#### [Written exercise]
Show all lines of the listing that hold the word "véhicule".

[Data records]
# # # # #
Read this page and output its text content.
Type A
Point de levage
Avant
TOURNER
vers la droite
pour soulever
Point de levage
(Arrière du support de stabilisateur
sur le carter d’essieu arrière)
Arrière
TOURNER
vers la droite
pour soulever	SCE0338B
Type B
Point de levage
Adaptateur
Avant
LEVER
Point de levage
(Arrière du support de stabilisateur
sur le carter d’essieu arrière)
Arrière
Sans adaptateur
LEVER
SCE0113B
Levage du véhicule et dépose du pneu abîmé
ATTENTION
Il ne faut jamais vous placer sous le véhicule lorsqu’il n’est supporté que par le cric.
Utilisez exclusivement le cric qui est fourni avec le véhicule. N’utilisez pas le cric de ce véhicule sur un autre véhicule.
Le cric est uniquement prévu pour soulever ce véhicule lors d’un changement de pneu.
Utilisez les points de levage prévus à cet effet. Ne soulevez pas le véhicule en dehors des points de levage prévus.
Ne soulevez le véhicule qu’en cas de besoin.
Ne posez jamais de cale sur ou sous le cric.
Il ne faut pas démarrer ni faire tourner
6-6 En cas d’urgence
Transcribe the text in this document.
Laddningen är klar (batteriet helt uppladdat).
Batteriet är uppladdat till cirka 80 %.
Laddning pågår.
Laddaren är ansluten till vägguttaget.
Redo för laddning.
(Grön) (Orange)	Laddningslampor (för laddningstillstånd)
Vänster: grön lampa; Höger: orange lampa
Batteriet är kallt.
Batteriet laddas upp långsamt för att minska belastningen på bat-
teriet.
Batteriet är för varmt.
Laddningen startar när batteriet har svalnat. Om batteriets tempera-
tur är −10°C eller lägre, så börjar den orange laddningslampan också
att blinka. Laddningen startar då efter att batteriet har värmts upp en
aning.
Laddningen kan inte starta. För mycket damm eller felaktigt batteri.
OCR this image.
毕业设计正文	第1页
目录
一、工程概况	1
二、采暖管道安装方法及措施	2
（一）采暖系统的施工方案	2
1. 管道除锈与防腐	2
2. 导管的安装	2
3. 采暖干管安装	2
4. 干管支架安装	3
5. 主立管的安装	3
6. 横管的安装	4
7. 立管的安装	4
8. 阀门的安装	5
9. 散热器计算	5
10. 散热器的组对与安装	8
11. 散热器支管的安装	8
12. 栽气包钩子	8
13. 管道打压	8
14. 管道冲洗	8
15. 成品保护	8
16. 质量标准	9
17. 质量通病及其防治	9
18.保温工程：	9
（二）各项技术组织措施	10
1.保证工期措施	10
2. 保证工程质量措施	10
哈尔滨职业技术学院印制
# # # # #
#### [Complete answer]
Levage du véhicule et dépose du pneu abîmé
Il ne faut jamais vous placer sous le véhicule lorsqu’il n’est supporté que par le cric.
Utilisez exclusivement le cric qui est fourni avec le véhicule. N’utilisez pas le cric de ce véhicule sur un autre véhicule.
Le cric est uniquement prévu pour soulever ce véhicule lors d’un changement de pneu.
Utilisez les points de levage prévus à cet effet. Ne soulevez pas le véhicule en dehors des points de levage prévus.
Ne soulevez le véhicule qu’en cas de besoin.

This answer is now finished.